▸ **Page extract**:
----------------

Self-awareness bracketed as a spiritual act now turns out to be applied by scientists on machines. Self-aware systems can in fact measure thought leadership KPIs for better branding.

There is a famous story from Indian mythology about a half-monkey and half-human creature named Lord Hanuman. He goes in search of the abducted wife of his ally Lord Rama. They come to the tip of the Indian peninsula. Their search halts at this point because there is no one in the army who can cross the river and continue the search. Then, the commander of the army reminds the unaware Lord Hanuman that he was blessed with a boon as a child to morph himself and fly great lengths by merely believing that he could do so. 

Lord Hanuman unaware of this strength would be sitting among the other soldiers assuming that the search comes to an end at the seashore. When he realizes his strength, he tries and realizes that he can shift shape and size and also can fly over the sea stretch to continue the search for the abducted wife. 

While this is shelved for mythologists, there is a scientific twist to it.

Have you noticed how sensors work in an IoT environment? They receive data for specific parameters, process them, and act upon them based on their internal configuration. Let’s take a fire sensor for instance. It can sense heat, temperature fluctuations, and maybe sometimes smoke too. It then indicates to you on an app if something goes wrong or just informs you with data. 

Over a conversation with one of my IoT clients, he mentioned that a major attribute for smart embedded systems is the notion of self-awareness. And think about it, this notion enables an embedded system to monitor its own state and behavior, also the external environment. 

Self-awareness used in marketing and branding

Self-awareness is an existential behavior for marketing systems too. 

The famous five stages of awareness listed by Eugene Schwartz in his book Breakthrough Advertising has got to do with being aware of each stage through which a customer improves awareness of your brand. 

Self-awareness is also applied in marketing analytics. Analytics helps you be aware and find answers to questions like:

  • Who is my audience?

----------------

▸ **Records contained in a dataset**:
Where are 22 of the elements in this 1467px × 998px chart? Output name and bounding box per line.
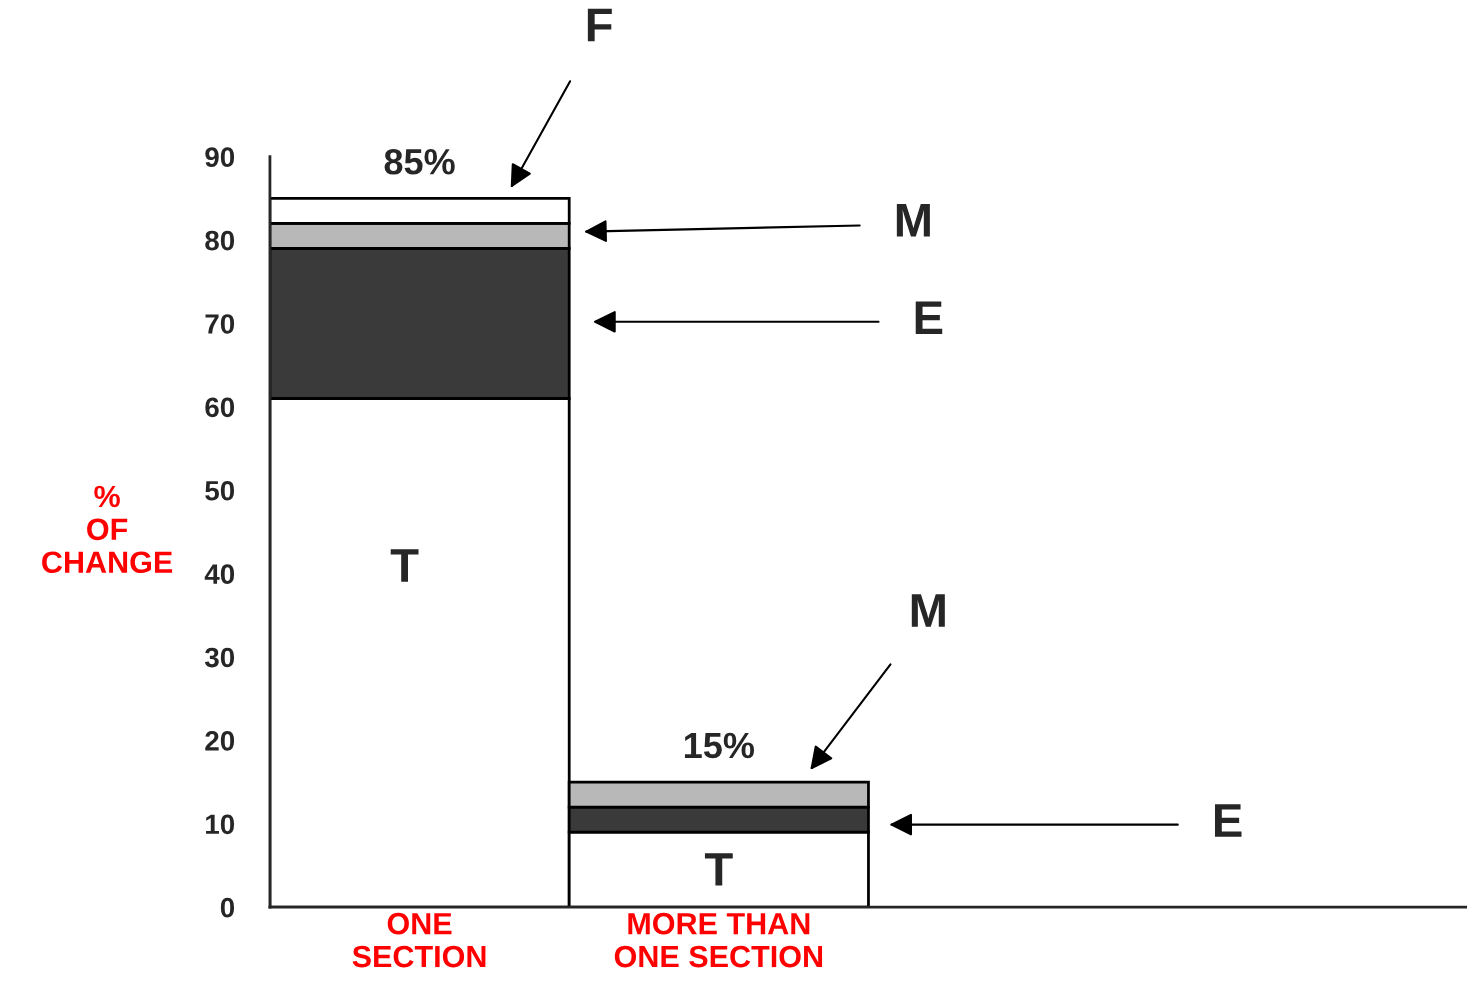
text: M [896, 203, 930, 237]
y-tick-label: 0 [220, 897, 235, 918]
y-tick-label: 30 [204, 647, 235, 668]
text: M [911, 594, 945, 627]
y-tick-label: 20 [205, 731, 235, 751]
text: F [587, 8, 612, 42]
y-tick-label: 70 [205, 314, 235, 334]
y-tick-label: 40 [204, 564, 235, 584]
total-label: 15% [684, 732, 755, 759]
y-tick-label: 90 [205, 147, 235, 168]
annotation: T [390, 549, 419, 582]
y-tick-label: 60 [205, 397, 235, 418]
x-tick-label: ONE SECTION [352, 912, 486, 968]
y-tick-label: 80 [205, 230, 235, 251]
text: E [915, 301, 943, 335]
total-label: 85% [384, 148, 455, 175]
y-tick-label: 10 [206, 814, 235, 835]
annotation: T [704, 853, 733, 886]
text: E [1214, 804, 1242, 837]
y-axis-title: % OF CHANGE [42, 485, 173, 574]
x-tick-label: MORE THAN ONE SECTION [614, 912, 823, 968]
y-tick-label: 50 [205, 480, 235, 501]
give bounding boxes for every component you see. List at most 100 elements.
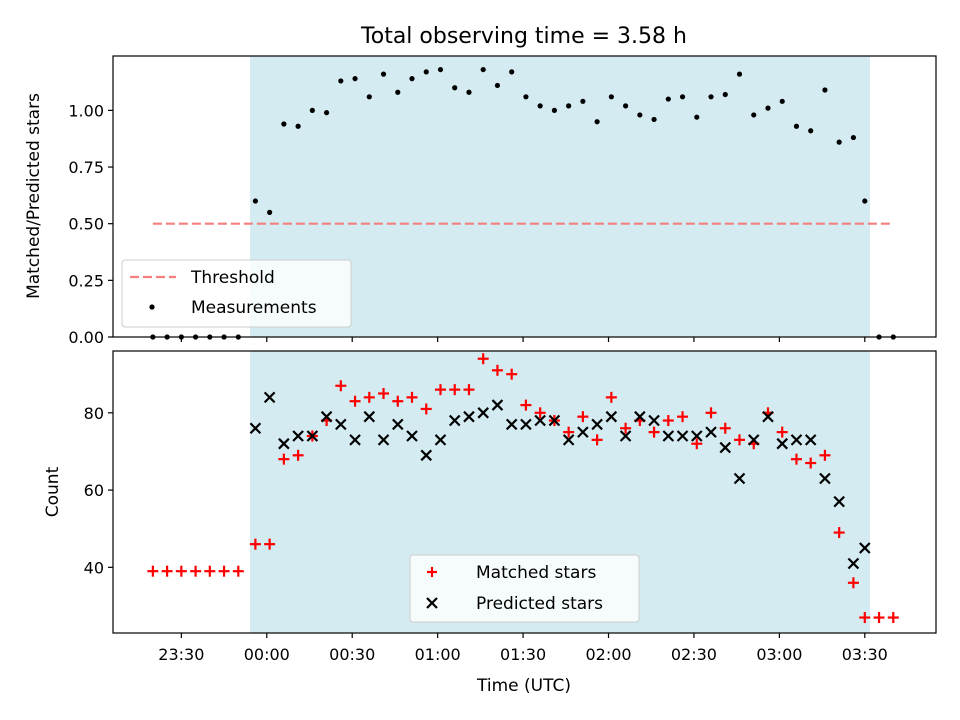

----------------

▸ **To be done**:
1 – Summarize the passage on self-awareness in two sentences.
2 – Write the next part of the passage on self-awareness, picking up right after its last line.
These records have nothing to do with the passage on self-awareness.

▸ **Results in order**:
1 – The passage retells the Indian myth of Lord Hanuman, who could continue the search for Lord Rama's abducted wife across the sea only after the army's commander reminded him of a boon that let him change shape and fly. It then notes that self-awareness, once treated as a spiritual act, is now applied to machines such as smart embedded systems that monitor their own state, behavior and surroundings, and to marketing through Eugene Schwartz's five stages of awareness and through analytics that answers questions like who one's audience is.

2 –
  • What do they need from me?
  • Why would they like my product or service?
  • Are they asking for something that I can give?
  • Who are the people on my team who can help me achieve this?
  • Where are they coming from? And a lot more questions

Think about it for a minute. When self-awareness can be applied to large organizations and machines, then why not for someone like us.

Thought Leaders measuring their KPIs

Dr.Taisha Eurich shares the 2×2 matrix that maps different levels of internal and external awareness. The idea is for you to reach the top right quadrant where you remain fully aware. 

Being self-aware helps you receive inputs from around you, without any bias. Clear thinking on top of it, helps you process it and you could put it to good use. 

So it is a cycle.

When you develop better self-awareness, you are able to articulate your thoughts better, both within and outside your company. This in turn adds more interest from people who discover you and your thoughts. If you had to run a thought leadership campaign and measure it, you would see that the metrics look like:

  • No of media mentions
  • No of followers
  • No of early subscribers
  • No. of content shares
  • The reading or listening time 
  • Your influencer score and things like that.

Practices to help you stay more Self-aware

In a Forbes article by Steven Pfrenzinger… it goes like this “Self-awareness changes everything! It’s an entrepreneurial superpower; it’s an X-factor, but why? Because it takes us from thinking to knowing. That, in turn, gives us confidence and certainty. When we have certainty, we change, and everyone notices. We stand taller, our voice is deeper and we make better eye contact.”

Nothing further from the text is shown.